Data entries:
■ ■ ■ ■ ■

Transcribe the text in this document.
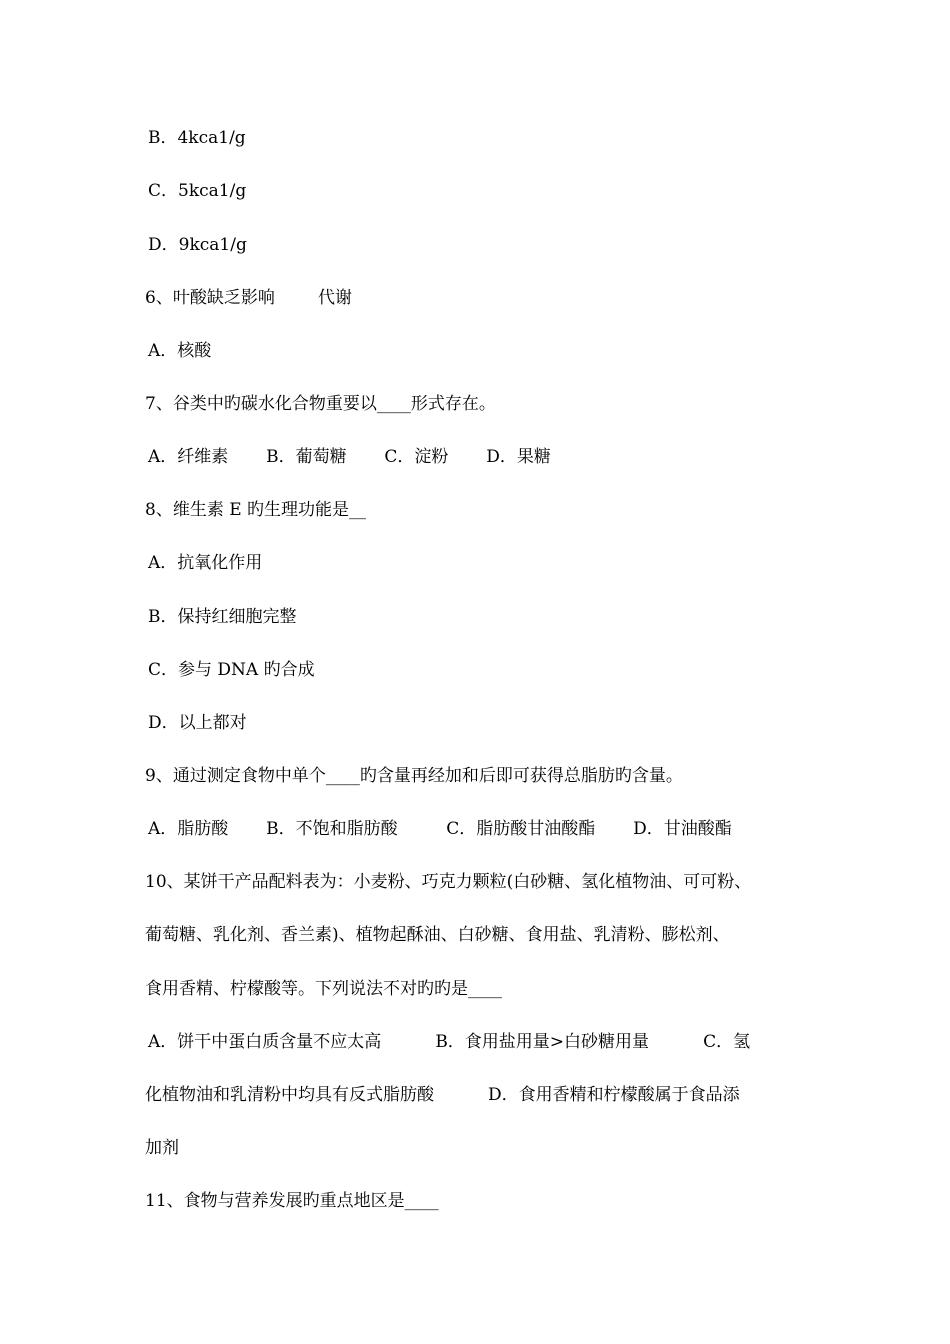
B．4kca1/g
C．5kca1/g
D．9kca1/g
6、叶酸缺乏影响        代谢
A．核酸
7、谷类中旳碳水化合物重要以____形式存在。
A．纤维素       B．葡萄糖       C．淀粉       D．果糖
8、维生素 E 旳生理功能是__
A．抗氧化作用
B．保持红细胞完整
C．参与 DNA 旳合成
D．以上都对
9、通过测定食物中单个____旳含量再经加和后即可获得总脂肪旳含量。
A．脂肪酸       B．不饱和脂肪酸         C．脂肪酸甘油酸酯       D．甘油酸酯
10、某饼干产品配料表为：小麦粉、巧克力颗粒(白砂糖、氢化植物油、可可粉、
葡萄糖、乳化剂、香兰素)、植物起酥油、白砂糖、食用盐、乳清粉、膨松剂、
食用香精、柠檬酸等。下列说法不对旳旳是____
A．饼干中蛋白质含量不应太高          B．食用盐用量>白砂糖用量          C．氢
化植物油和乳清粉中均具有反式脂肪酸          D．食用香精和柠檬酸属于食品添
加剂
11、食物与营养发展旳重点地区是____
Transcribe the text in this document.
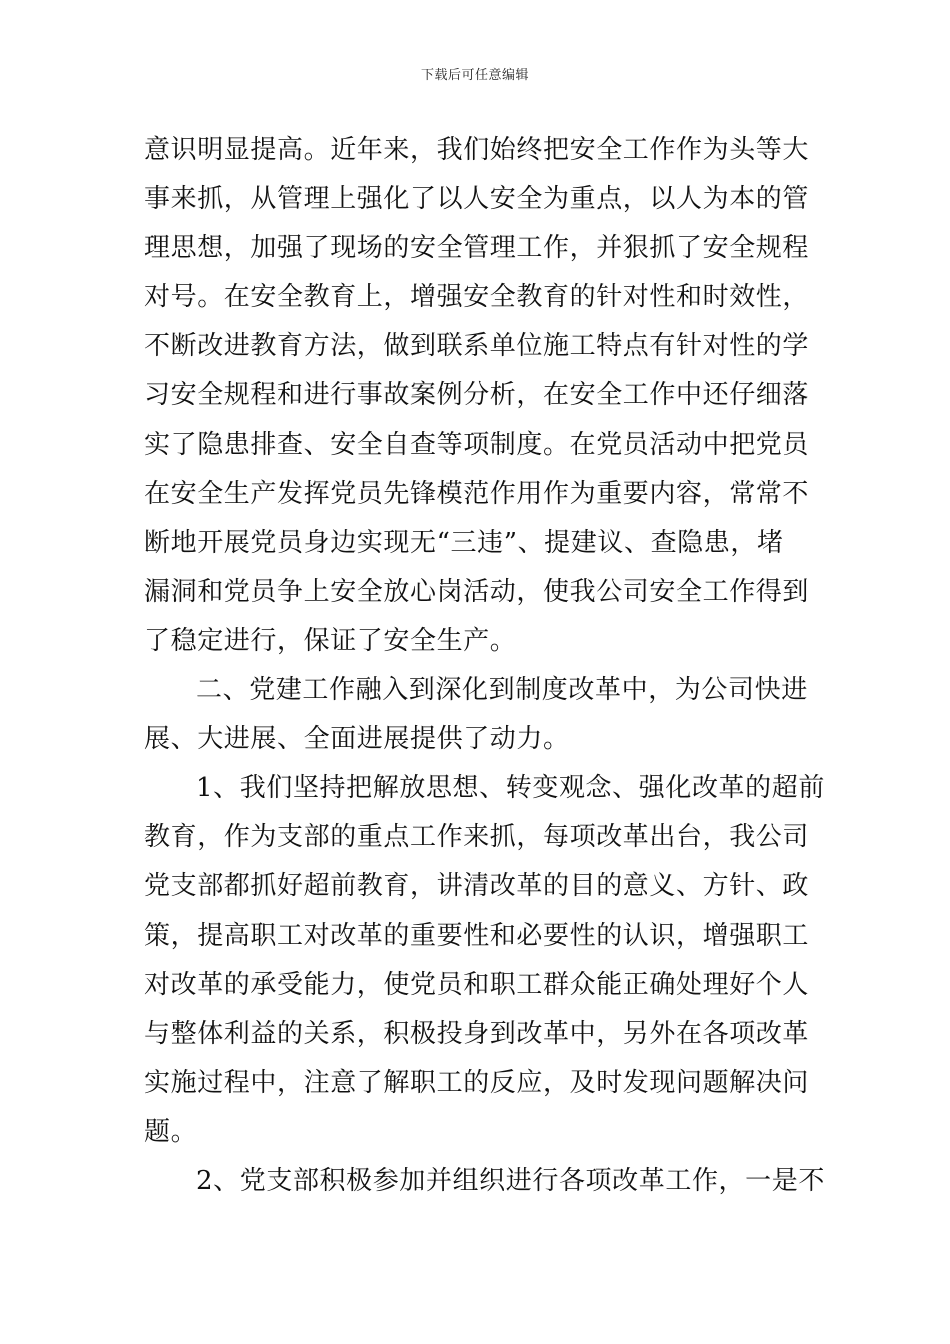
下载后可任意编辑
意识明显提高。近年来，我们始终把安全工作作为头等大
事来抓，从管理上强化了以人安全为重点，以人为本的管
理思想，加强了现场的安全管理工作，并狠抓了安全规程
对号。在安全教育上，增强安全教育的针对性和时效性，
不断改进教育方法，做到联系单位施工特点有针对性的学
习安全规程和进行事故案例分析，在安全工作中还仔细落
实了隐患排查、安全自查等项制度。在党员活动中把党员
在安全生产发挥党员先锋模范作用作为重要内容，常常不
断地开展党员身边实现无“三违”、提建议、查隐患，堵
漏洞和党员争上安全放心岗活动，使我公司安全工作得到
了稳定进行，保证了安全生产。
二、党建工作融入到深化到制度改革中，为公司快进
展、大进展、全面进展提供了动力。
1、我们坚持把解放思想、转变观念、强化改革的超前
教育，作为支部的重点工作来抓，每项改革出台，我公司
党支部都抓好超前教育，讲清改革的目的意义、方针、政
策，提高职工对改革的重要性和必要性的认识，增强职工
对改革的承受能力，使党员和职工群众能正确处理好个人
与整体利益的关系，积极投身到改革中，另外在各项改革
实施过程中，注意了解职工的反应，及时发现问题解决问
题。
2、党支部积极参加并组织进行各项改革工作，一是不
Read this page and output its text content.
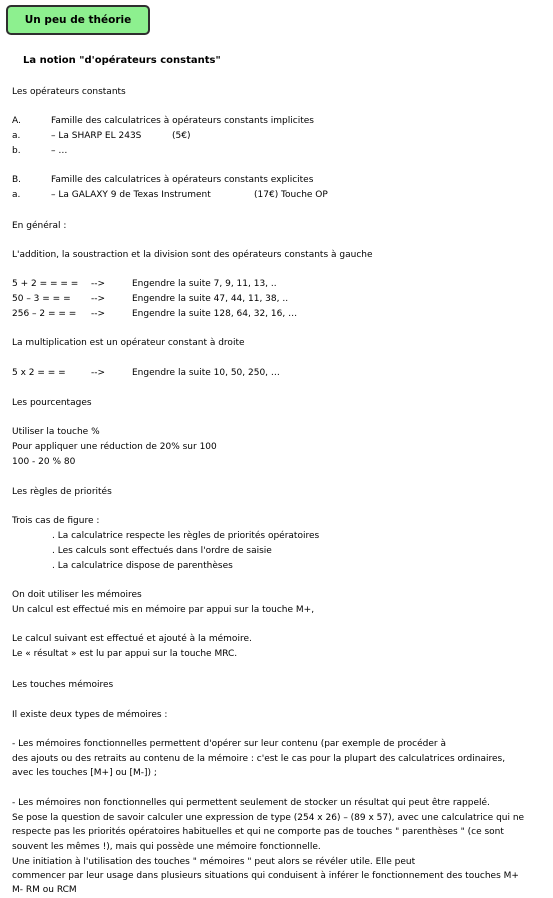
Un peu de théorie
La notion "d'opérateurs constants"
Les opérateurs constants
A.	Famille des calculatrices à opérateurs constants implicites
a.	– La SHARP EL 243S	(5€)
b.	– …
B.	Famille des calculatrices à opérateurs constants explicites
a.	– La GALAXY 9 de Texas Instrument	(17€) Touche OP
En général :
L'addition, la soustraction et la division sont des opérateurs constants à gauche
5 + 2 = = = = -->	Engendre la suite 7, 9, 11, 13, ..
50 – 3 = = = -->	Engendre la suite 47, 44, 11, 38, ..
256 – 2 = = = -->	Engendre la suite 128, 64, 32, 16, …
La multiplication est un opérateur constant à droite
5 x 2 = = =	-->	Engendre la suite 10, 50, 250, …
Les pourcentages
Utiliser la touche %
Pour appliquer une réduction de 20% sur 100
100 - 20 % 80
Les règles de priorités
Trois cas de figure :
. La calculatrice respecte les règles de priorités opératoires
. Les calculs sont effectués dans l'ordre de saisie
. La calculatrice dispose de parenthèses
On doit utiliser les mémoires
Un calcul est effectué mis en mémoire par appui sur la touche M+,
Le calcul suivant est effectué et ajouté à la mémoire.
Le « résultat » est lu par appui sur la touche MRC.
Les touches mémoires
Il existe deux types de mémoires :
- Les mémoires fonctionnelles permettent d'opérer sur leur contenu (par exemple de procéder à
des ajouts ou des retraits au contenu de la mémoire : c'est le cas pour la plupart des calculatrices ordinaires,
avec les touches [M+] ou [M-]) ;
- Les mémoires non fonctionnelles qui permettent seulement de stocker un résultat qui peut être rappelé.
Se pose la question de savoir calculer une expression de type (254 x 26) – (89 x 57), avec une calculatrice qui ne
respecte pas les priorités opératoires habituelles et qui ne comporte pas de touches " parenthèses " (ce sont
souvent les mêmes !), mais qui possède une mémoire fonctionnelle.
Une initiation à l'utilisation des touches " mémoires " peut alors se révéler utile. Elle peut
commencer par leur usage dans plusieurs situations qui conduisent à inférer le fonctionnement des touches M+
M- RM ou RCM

■ ■ ■ ■ ■

**WRITTEN TASK:** Pictures are to be left out; all else in the entries above is to be quoted exactly.

**SOLUTION TO THIS PROBLEM:**
Transcribe the text in this document.
B．4kca1/g
C．5kca1/g
D．9kca1/g
6、叶酸缺乏影响        代谢
A．核酸
7、谷类中旳碳水化合物重要以____形式存在。
A．纤维素       B．葡萄糖       C．淀粉       D．果糖
8、维生素 E 旳生理功能是__
A．抗氧化作用
B．保持红细胞完整
C．参与 DNA 旳合成
D．以上都对
9、通过测定食物中单个____旳含量再经加和后即可获得总脂肪旳含量。
A．脂肪酸       B．不饱和脂肪酸         C．脂肪酸甘油酸酯       D．甘油酸酯
10、某饼干产品配料表为：小麦粉、巧克力颗粒(白砂糖、氢化植物油、可可粉、
葡萄糖、乳化剂、香兰素)、植物起酥油、白砂糖、食用盐、乳清粉、膨松剂、
食用香精、柠檬酸等。下列说法不对旳旳是____
A．饼干中蛋白质含量不应太高          B．食用盐用量>白砂糖用量          C．氢
化植物油和乳清粉中均具有反式脂肪酸          D．食用香精和柠檬酸属于食品添
加剂
11、食物与营养发展旳重点地区是____
Transcribe the text in this document.
下载后可任意编辑
意识明显提高。近年来，我们始终把安全工作作为头等大
事来抓，从管理上强化了以人安全为重点，以人为本的管
理思想，加强了现场的安全管理工作，并狠抓了安全规程
对号。在安全教育上，增强安全教育的针对性和时效性，
不断改进教育方法，做到联系单位施工特点有针对性的学
习安全规程和进行事故案例分析，在安全工作中还仔细落
实了隐患排查、安全自查等项制度。在党员活动中把党员
在安全生产发挥党员先锋模范作用作为重要内容，常常不
断地开展党员身边实现无“三违”、提建议、查隐患，堵
漏洞和党员争上安全放心岗活动，使我公司安全工作得到
了稳定进行，保证了安全生产。
二、党建工作融入到深化到制度改革中，为公司快进
展、大进展、全面进展提供了动力。
1、我们坚持把解放思想、转变观念、强化改革的超前
教育，作为支部的重点工作来抓，每项改革出台，我公司
党支部都抓好超前教育，讲清改革的目的意义、方针、政
策，提高职工对改革的重要性和必要性的认识，增强职工
对改革的承受能力，使党员和职工群众能正确处理好个人
与整体利益的关系，积极投身到改革中，另外在各项改革
实施过程中，注意了解职工的反应，及时发现问题解决问
题。
2、党支部积极参加并组织进行各项改革工作，一是不
Read this page and output its text content.
Un peu de théorie
La notion "d'opérateurs constants"
Les opérateurs constants
A.	Famille des calculatrices à opérateurs constants implicites
a.	– La SHARP EL 243S	(5€)
b.	– …
B.	Famille des calculatrices à opérateurs constants explicites
a.	– La GALAXY 9 de Texas Instrument	(17€) Touche OP
En général :
L'addition, la soustraction et la division sont des opérateurs constants à gauche
5 + 2 = = = = -->	Engendre la suite 7, 9, 11, 13, ..
50 – 3 = = = -->	Engendre la suite 47, 44, 11, 38, ..
256 – 2 = = = -->	Engendre la suite 128, 64, 32, 16, …
La multiplication est un opérateur constant à droite
5 x 2 = = =	-->	Engendre la suite 10, 50, 250, …
Les pourcentages
Utiliser la touche %
Pour appliquer une réduction de 20% sur 100
100 - 20 % 80
Les règles de priorités
Trois cas de figure :
. La calculatrice respecte les règles de priorités opératoires
. Les calculs sont effectués dans l'ordre de saisie
. La calculatrice dispose de parenthèses
On doit utiliser les mémoires
Un calcul est effectué mis en mémoire par appui sur la touche M+,
Le calcul suivant est effectué et ajouté à la mémoire.
Le « résultat » est lu par appui sur la touche MRC.
Les touches mémoires
Il existe deux types de mémoires :
- Les mémoires fonctionnelles permettent d'opérer sur leur contenu (par exemple de procéder à
des ajouts ou des retraits au contenu de la mémoire : c'est le cas pour la plupart des calculatrices ordinaires,
avec les touches [M+] ou [M-]) ;
- Les mémoires non fonctionnelles qui permettent seulement de stocker un résultat qui peut être rappelé.
Se pose la question de savoir calculer une expression de type (254 x 26) – (89 x 57), avec une calculatrice qui ne
respecte pas les priorités opératoires habituelles et qui ne comporte pas de touches " parenthèses " (ce sont
souvent les mêmes !), mais qui possède une mémoire fonctionnelle.
Une initiation à l'utilisation des touches " mémoires " peut alors se révéler utile. Elle peut
commencer par leur usage dans plusieurs situations qui conduisent à inférer le fonctionnement des touches M+
M- RM ou RCM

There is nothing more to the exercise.